## Directions for this task
Images are not part of the copy; transcribe all the data exactly.

··· Material ···

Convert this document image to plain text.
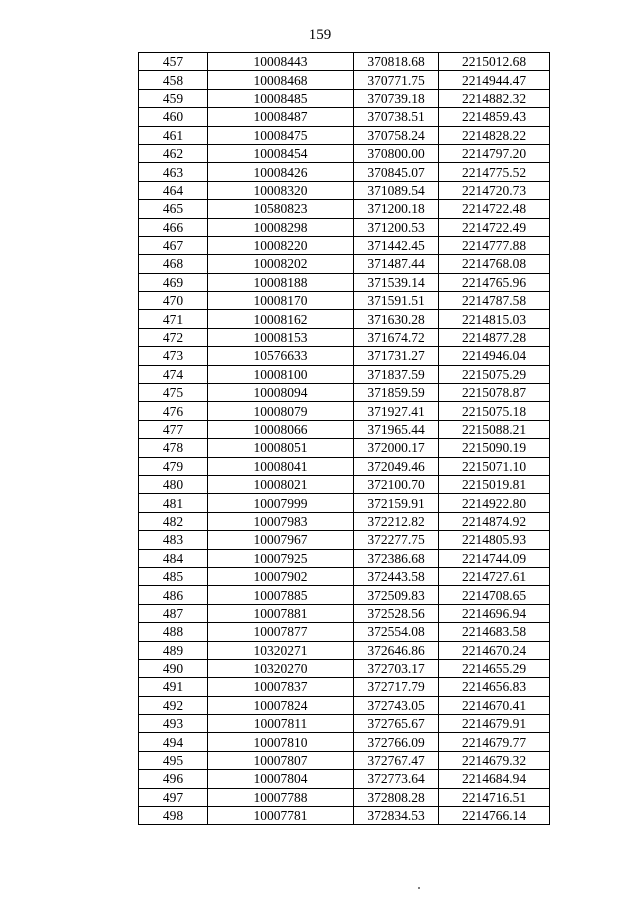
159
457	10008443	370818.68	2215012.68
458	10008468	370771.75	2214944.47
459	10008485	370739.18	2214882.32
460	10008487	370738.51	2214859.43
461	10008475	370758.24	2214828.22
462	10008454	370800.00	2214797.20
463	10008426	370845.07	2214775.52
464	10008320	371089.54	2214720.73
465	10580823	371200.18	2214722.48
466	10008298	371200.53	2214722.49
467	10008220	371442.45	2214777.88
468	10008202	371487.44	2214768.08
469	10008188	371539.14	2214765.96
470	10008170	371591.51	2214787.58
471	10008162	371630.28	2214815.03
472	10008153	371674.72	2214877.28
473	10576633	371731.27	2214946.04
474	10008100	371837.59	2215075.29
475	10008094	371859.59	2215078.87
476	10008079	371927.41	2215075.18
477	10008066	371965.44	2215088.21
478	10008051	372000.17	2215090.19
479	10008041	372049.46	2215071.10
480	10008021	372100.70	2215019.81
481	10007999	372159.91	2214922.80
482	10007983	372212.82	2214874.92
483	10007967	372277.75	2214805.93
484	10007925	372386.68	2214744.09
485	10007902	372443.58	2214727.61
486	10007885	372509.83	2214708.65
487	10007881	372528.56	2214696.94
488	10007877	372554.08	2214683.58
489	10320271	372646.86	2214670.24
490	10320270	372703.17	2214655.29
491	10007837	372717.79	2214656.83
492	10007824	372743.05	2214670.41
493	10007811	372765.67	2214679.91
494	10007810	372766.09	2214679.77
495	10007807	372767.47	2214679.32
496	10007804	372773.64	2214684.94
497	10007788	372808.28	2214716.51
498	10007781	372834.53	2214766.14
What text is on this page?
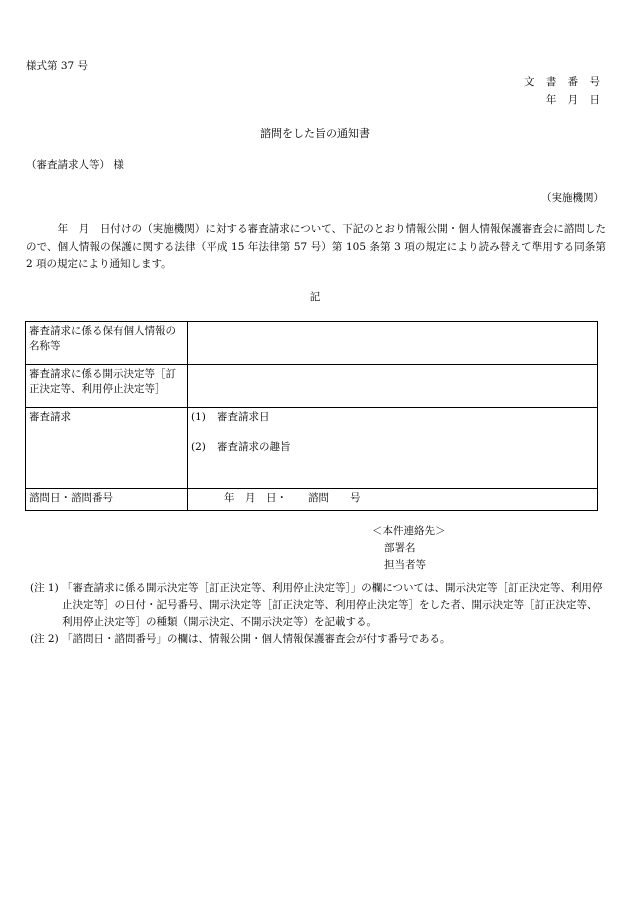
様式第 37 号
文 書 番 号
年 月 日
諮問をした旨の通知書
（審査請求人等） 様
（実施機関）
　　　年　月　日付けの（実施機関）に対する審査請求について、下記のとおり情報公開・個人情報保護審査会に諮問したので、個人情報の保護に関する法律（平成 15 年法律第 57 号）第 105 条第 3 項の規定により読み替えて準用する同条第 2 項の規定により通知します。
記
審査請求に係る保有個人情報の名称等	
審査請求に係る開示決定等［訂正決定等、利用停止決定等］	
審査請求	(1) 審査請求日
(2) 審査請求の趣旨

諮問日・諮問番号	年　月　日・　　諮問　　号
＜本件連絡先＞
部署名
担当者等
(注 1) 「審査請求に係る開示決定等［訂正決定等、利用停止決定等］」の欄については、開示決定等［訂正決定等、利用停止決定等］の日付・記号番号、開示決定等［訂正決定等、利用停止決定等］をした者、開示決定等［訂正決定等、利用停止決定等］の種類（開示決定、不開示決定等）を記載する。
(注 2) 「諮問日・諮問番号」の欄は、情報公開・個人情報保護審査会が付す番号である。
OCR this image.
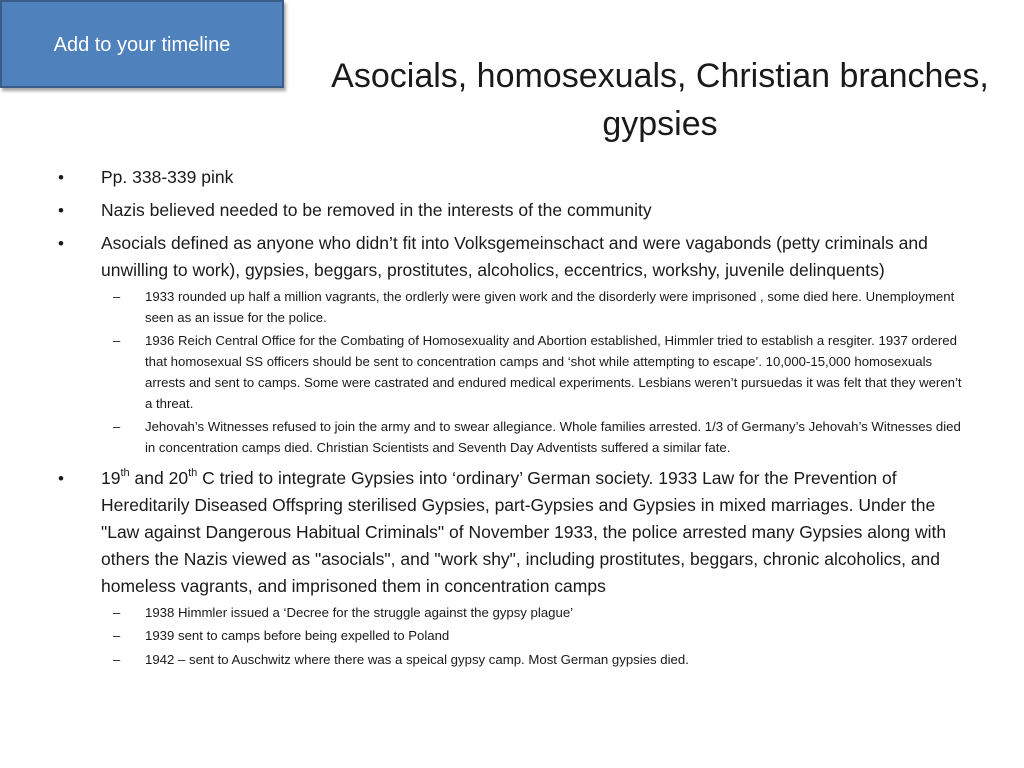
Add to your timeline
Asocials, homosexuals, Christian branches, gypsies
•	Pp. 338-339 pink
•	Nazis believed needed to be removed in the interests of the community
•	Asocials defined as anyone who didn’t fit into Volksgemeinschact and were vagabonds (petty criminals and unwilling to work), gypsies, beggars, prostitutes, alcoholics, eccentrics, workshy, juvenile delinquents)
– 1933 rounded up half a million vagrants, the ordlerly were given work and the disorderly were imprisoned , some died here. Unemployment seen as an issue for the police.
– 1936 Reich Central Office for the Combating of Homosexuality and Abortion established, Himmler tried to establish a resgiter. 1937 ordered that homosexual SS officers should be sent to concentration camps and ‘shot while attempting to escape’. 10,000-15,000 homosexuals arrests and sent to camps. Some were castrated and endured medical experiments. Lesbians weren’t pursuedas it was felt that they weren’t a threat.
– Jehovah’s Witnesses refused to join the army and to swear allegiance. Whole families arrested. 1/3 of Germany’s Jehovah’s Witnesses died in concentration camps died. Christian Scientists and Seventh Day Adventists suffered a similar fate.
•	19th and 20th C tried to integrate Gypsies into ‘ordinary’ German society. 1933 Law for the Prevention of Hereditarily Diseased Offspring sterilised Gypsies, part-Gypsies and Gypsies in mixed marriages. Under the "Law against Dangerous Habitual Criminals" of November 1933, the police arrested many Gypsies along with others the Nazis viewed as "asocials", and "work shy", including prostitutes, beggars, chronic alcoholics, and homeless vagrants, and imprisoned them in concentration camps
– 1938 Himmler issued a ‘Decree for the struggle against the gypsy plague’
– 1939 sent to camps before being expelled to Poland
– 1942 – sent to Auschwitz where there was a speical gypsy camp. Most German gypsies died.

···

## Output
Convert this document image to plain text.
159
457	10008443	370818.68	2215012.68
458	10008468	370771.75	2214944.47
459	10008485	370739.18	2214882.32
460	10008487	370738.51	2214859.43
461	10008475	370758.24	2214828.22
462	10008454	370800.00	2214797.20
463	10008426	370845.07	2214775.52
464	10008320	371089.54	2214720.73
465	10580823	371200.18	2214722.48
466	10008298	371200.53	2214722.49
467	10008220	371442.45	2214777.88
468	10008202	371487.44	2214768.08
469	10008188	371539.14	2214765.96
470	10008170	371591.51	2214787.58
471	10008162	371630.28	2214815.03
472	10008153	371674.72	2214877.28
473	10576633	371731.27	2214946.04
474	10008100	371837.59	2215075.29
475	10008094	371859.59	2215078.87
476	10008079	371927.41	2215075.18
477	10008066	371965.44	2215088.21
478	10008051	372000.17	2215090.19
479	10008041	372049.46	2215071.10
480	10008021	372100.70	2215019.81
481	10007999	372159.91	2214922.80
482	10007983	372212.82	2214874.92
483	10007967	372277.75	2214805.93
484	10007925	372386.68	2214744.09
485	10007902	372443.58	2214727.61
486	10007885	372509.83	2214708.65
487	10007881	372528.56	2214696.94
488	10007877	372554.08	2214683.58
489	10320271	372646.86	2214670.24
490	10320270	372703.17	2214655.29
491	10007837	372717.79	2214656.83
492	10007824	372743.05	2214670.41
493	10007811	372765.67	2214679.91
494	10007810	372766.09	2214679.77
495	10007807	372767.47	2214679.32
496	10007804	372773.64	2214684.94
497	10007788	372808.28	2214716.51
498	10007781	372834.53	2214766.14
What text is on this page?
様式第 37 号
文 書 番 号
年 月 日
諮問をした旨の通知書
（審査請求人等） 様
（実施機関）
　　　年　月　日付けの（実施機関）に対する審査請求について、下記のとおり情報公開・個人情報保護審査会に諮問したので、個人情報の保護に関する法律（平成 15 年法律第 57 号）第 105 条第 3 項の規定により読み替えて準用する同条第 2 項の規定により通知します。
記
審査請求に係る保有個人情報の名称等	
審査請求に係る開示決定等［訂正決定等、利用停止決定等］	
審査請求	(1) 審査請求日
(2) 審査請求の趣旨

諮問日・諮問番号	年　月　日・　　諮問　　号
＜本件連絡先＞
部署名
担当者等
(注 1) 「審査請求に係る開示決定等［訂正決定等、利用停止決定等］」の欄については、開示決定等［訂正決定等、利用停止決定等］の日付・記号番号、開示決定等［訂正決定等、利用停止決定等］をした者、開示決定等［訂正決定等、利用停止決定等］の種類（開示決定、不開示決定等）を記載する。
(注 2) 「諮問日・諮問番号」の欄は、情報公開・個人情報保護審査会が付す番号である。
OCR this image.
Add to your timeline
Asocials, homosexuals, Christian branches, gypsies
•	Pp. 338-339 pink
•	Nazis believed needed to be removed in the interests of the community
•	Asocials defined as anyone who didn’t fit into Volksgemeinschact and were vagabonds (petty criminals and unwilling to work), gypsies, beggars, prostitutes, alcoholics, eccentrics, workshy, juvenile delinquents)
– 1933 rounded up half a million vagrants, the ordlerly were given work and the disorderly were imprisoned , some died here. Unemployment seen as an issue for the police.
– 1936 Reich Central Office for the Combating of Homosexuality and Abortion established, Himmler tried to establish a resgiter. 1937 ordered that homosexual SS officers should be sent to concentration camps and ‘shot while attempting to escape’. 10,000-15,000 homosexuals arrests and sent to camps. Some were castrated and endured medical experiments. Lesbians weren’t pursuedas it was felt that they weren’t a threat.
– Jehovah’s Witnesses refused to join the army and to swear allegiance. Whole families arrested. 1/3 of Germany’s Jehovah’s Witnesses died in concentration camps died. Christian Scientists and Seventh Day Adventists suffered a similar fate.
•	19th and 20th C tried to integrate Gypsies into ‘ordinary’ German society. 1933 Law for the Prevention of Hereditarily Diseased Offspring sterilised Gypsies, part-Gypsies and Gypsies in mixed marriages. Under the "Law against Dangerous Habitual Criminals" of November 1933, the police arrested many Gypsies along with others the Nazis viewed as "asocials", and "work shy", including prostitutes, beggars, chronic alcoholics, and homeless vagrants, and imprisoned them in concentration camps
– 1938 Himmler issued a ‘Decree for the struggle against the gypsy plague’
– 1939 sent to camps before being expelled to Poland
– 1942 – sent to Auschwitz where there was a speical gypsy camp. Most German gypsies died.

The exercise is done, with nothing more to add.